• **THE DATA**:
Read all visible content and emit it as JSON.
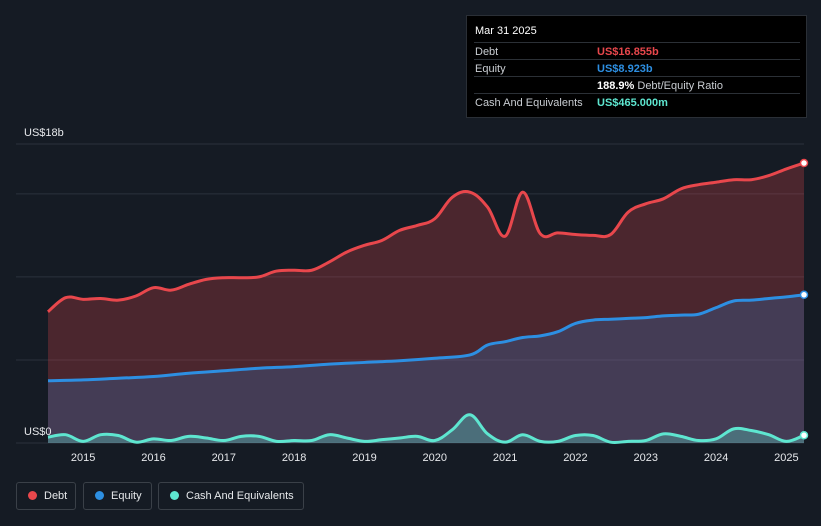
{
  "tooltip": {
    "date": "Mar 31 2025",
    "rows": [
      {
        "label": "Debt",
        "value": "US$16.855b",
        "color": "#e8474c"
      },
      {
        "label": "Equity",
        "value": "US$8.923b",
        "color": "#2d8fe2"
      },
      {
        "label": "",
        "value": "188.9%",
        "suffix": "Debt/Equity Ratio",
        "color": "#ffffff"
      },
      {
        "label": "Cash And Equivalents",
        "value": "US$465.000m",
        "color": "#5ee6d0"
      }
    ]
  },
  "legend": [
    {
      "label": "Debt",
      "color": "#e8474c"
    },
    {
      "label": "Equity",
      "color": "#2d8fe2"
    },
    {
      "label": "Cash And Equivalents",
      "color": "#5ee6d0"
    }
  ],
  "chart_data": {
    "type": "area",
    "title": "",
    "xlabel": "",
    "ylabel": "",
    "unit": "US$b",
    "y_top_label": "US$18b",
    "y_bottom_label": "US$0",
    "ylim": [
      0,
      18
    ],
    "xlim": [
      2014.5,
      2025.25
    ],
    "x_ticks": [
      2015,
      2016,
      2017,
      2018,
      2019,
      2020,
      2021,
      2022,
      2023,
      2024,
      2025
    ],
    "x_tick_labels": [
      "2015",
      "2016",
      "2017",
      "2018",
      "2019",
      "2020",
      "2021",
      "2022",
      "2023",
      "2024",
      "2025"
    ],
    "grid": true,
    "series": [
      {
        "name": "Debt",
        "color": "#e8474c",
        "x": [
          2014.5,
          2014.75,
          2015.0,
          2015.25,
          2015.5,
          2015.75,
          2016.0,
          2016.25,
          2016.5,
          2016.75,
          2017.0,
          2017.25,
          2017.5,
          2017.75,
          2018.0,
          2018.25,
          2018.5,
          2018.75,
          2019.0,
          2019.25,
          2019.5,
          2019.75,
          2020.0,
          2020.25,
          2020.5,
          2020.75,
          2021.0,
          2021.25,
          2021.5,
          2021.75,
          2022.0,
          2022.25,
          2022.5,
          2022.75,
          2023.0,
          2023.25,
          2023.5,
          2023.75,
          2024.0,
          2024.25,
          2024.5,
          2024.75,
          2025.0,
          2025.25
        ],
        "values": [
          7.9,
          8.75,
          8.65,
          8.7,
          8.6,
          8.85,
          9.35,
          9.2,
          9.55,
          9.85,
          9.95,
          9.95,
          10.0,
          10.35,
          10.4,
          10.4,
          10.9,
          11.5,
          11.9,
          12.2,
          12.8,
          13.1,
          13.5,
          14.8,
          15.1,
          14.2,
          12.45,
          15.1,
          12.6,
          12.65,
          12.55,
          12.5,
          12.55,
          13.9,
          14.4,
          14.7,
          15.3,
          15.55,
          15.7,
          15.85,
          15.85,
          16.1,
          16.5,
          16.855
        ]
      },
      {
        "name": "Equity",
        "color": "#2d8fe2",
        "x": [
          2014.5,
          2015.0,
          2015.5,
          2016.0,
          2016.5,
          2017.0,
          2017.5,
          2018.0,
          2018.5,
          2019.0,
          2019.5,
          2020.0,
          2020.5,
          2020.75,
          2021.0,
          2021.25,
          2021.5,
          2021.75,
          2022.0,
          2022.25,
          2022.5,
          2022.75,
          2023.0,
          2023.25,
          2023.5,
          2023.75,
          2024.0,
          2024.25,
          2024.5,
          2024.75,
          2025.0,
          2025.25
        ],
        "values": [
          3.75,
          3.8,
          3.9,
          4.0,
          4.2,
          4.35,
          4.5,
          4.6,
          4.75,
          4.85,
          4.95,
          5.1,
          5.3,
          5.9,
          6.1,
          6.35,
          6.45,
          6.7,
          7.2,
          7.4,
          7.45,
          7.5,
          7.55,
          7.65,
          7.7,
          7.75,
          8.15,
          8.55,
          8.6,
          8.7,
          8.8,
          8.923
        ]
      },
      {
        "name": "Cash And Equivalents",
        "color": "#5ee6d0",
        "x": [
          2014.5,
          2014.75,
          2015.0,
          2015.25,
          2015.5,
          2015.75,
          2016.0,
          2016.25,
          2016.5,
          2016.75,
          2017.0,
          2017.25,
          2017.5,
          2017.75,
          2018.0,
          2018.25,
          2018.5,
          2018.75,
          2019.0,
          2019.25,
          2019.5,
          2019.75,
          2020.0,
          2020.25,
          2020.5,
          2020.75,
          2021.0,
          2021.25,
          2021.5,
          2021.75,
          2022.0,
          2022.25,
          2022.5,
          2022.75,
          2023.0,
          2023.25,
          2023.5,
          2023.75,
          2024.0,
          2024.25,
          2024.5,
          2024.75,
          2025.0,
          2025.25
        ],
        "values": [
          0.35,
          0.5,
          0.1,
          0.5,
          0.45,
          0.05,
          0.25,
          0.15,
          0.4,
          0.3,
          0.15,
          0.4,
          0.4,
          0.1,
          0.15,
          0.15,
          0.5,
          0.3,
          0.1,
          0.2,
          0.3,
          0.4,
          0.15,
          0.8,
          1.7,
          0.55,
          0.05,
          0.5,
          0.1,
          0.1,
          0.45,
          0.45,
          0.05,
          0.1,
          0.15,
          0.55,
          0.4,
          0.15,
          0.25,
          0.85,
          0.75,
          0.5,
          0.1,
          0.465
        ]
      }
    ]
  }
}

• **PROBLEM TO WORK ON**: Please repeat the entries exactly. Do not include the pictures.

• **THE RESULT**:
Read all visible content and emit it as JSON.
{
  "tooltip": {
    "date": "Mar 31 2025",
    "rows": [
      {
        "label": "Debt",
        "value": "US$16.855b",
        "color": "#e8474c"
      },
      {
        "label": "Equity",
        "value": "US$8.923b",
        "color": "#2d8fe2"
      },
      {
        "label": "",
        "value": "188.9%",
        "suffix": "Debt/Equity Ratio",
        "color": "#ffffff"
      },
      {
        "label": "Cash And Equivalents",
        "value": "US$465.000m",
        "color": "#5ee6d0"
      }
    ]
  },
  "legend": [
    {
      "label": "Debt",
      "color": "#e8474c"
    },
    {
      "label": "Equity",
      "color": "#2d8fe2"
    },
    {
      "label": "Cash And Equivalents",
      "color": "#5ee6d0"
    }
  ],
  "chart_data": {
    "type": "area",
    "title": "",
    "xlabel": "",
    "ylabel": "",
    "unit": "US$b",
    "y_top_label": "US$18b",
    "y_bottom_label": "US$0",
    "ylim": [
      0,
      18
    ],
    "xlim": [
      2014.5,
      2025.25
    ],
    "x_ticks": [
      2015,
      2016,
      2017,
      2018,
      2019,
      2020,
      2021,
      2022,
      2023,
      2024,
      2025
    ],
    "x_tick_labels": [
      "2015",
      "2016",
      "2017",
      "2018",
      "2019",
      "2020",
      "2021",
      "2022",
      "2023",
      "2024",
      "2025"
    ],
    "grid": true,
    "series": [
      {
        "name": "Debt",
        "color": "#e8474c",
        "x": [
          2014.5,
          2014.75,
          2015.0,
          2015.25,
          2015.5,
          2015.75,
          2016.0,
          2016.25,
          2016.5,
          2016.75,
          2017.0,
          2017.25,
          2017.5,
          2017.75,
          2018.0,
          2018.25,
          2018.5,
          2018.75,
          2019.0,
          2019.25,
          2019.5,
          2019.75,
          2020.0,
          2020.25,
          2020.5,
          2020.75,
          2021.0,
          2021.25,
          2021.5,
          2021.75,
          2022.0,
          2022.25,
          2022.5,
          2022.75,
          2023.0,
          2023.25,
          2023.5,
          2023.75,
          2024.0,
          2024.25,
          2024.5,
          2024.75,
          2025.0,
          2025.25
        ],
        "values": [
          7.9,
          8.75,
          8.65,
          8.7,
          8.6,
          8.85,
          9.35,
          9.2,
          9.55,
          9.85,
          9.95,
          9.95,
          10.0,
          10.35,
          10.4,
          10.4,
          10.9,
          11.5,
          11.9,
          12.2,
          12.8,
          13.1,
          13.5,
          14.8,
          15.1,
          14.2,
          12.45,
          15.1,
          12.6,
          12.65,
          12.55,
          12.5,
          12.55,
          13.9,
          14.4,
          14.7,
          15.3,
          15.55,
          15.7,
          15.85,
          15.85,
          16.1,
          16.5,
          16.855
        ]
      },
      {
        "name": "Equity",
        "color": "#2d8fe2",
        "x": [
          2014.5,
          2015.0,
          2015.5,
          2016.0,
          2016.5,
          2017.0,
          2017.5,
          2018.0,
          2018.5,
          2019.0,
          2019.5,
          2020.0,
          2020.5,
          2020.75,
          2021.0,
          2021.25,
          2021.5,
          2021.75,
          2022.0,
          2022.25,
          2022.5,
          2022.75,
          2023.0,
          2023.25,
          2023.5,
          2023.75,
          2024.0,
          2024.25,
          2024.5,
          2024.75,
          2025.0,
          2025.25
        ],
        "values": [
          3.75,
          3.8,
          3.9,
          4.0,
          4.2,
          4.35,
          4.5,
          4.6,
          4.75,
          4.85,
          4.95,
          5.1,
          5.3,
          5.9,
          6.1,
          6.35,
          6.45,
          6.7,
          7.2,
          7.4,
          7.45,
          7.5,
          7.55,
          7.65,
          7.7,
          7.75,
          8.15,
          8.55,
          8.6,
          8.7,
          8.8,
          8.923
        ]
      },
      {
        "name": "Cash And Equivalents",
        "color": "#5ee6d0",
        "x": [
          2014.5,
          2014.75,
          2015.0,
          2015.25,
          2015.5,
          2015.75,
          2016.0,
          2016.25,
          2016.5,
          2016.75,
          2017.0,
          2017.25,
          2017.5,
          2017.75,
          2018.0,
          2018.25,
          2018.5,
          2018.75,
          2019.0,
          2019.25,
          2019.5,
          2019.75,
          2020.0,
          2020.25,
          2020.5,
          2020.75,
          2021.0,
          2021.25,
          2021.5,
          2021.75,
          2022.0,
          2022.25,
          2022.5,
          2022.75,
          2023.0,
          2023.25,
          2023.5,
          2023.75,
          2024.0,
          2024.25,
          2024.5,
          2024.75,
          2025.0,
          2025.25
        ],
        "values": [
          0.35,
          0.5,
          0.1,
          0.5,
          0.45,
          0.05,
          0.25,
          0.15,
          0.4,
          0.3,
          0.15,
          0.4,
          0.4,
          0.1,
          0.15,
          0.15,
          0.5,
          0.3,
          0.1,
          0.2,
          0.3,
          0.4,
          0.15,
          0.8,
          1.7,
          0.55,
          0.05,
          0.5,
          0.1,
          0.1,
          0.45,
          0.45,
          0.05,
          0.1,
          0.15,
          0.55,
          0.4,
          0.15,
          0.25,
          0.85,
          0.75,
          0.5,
          0.1,
          0.465
        ]
      }
    ]
  }
}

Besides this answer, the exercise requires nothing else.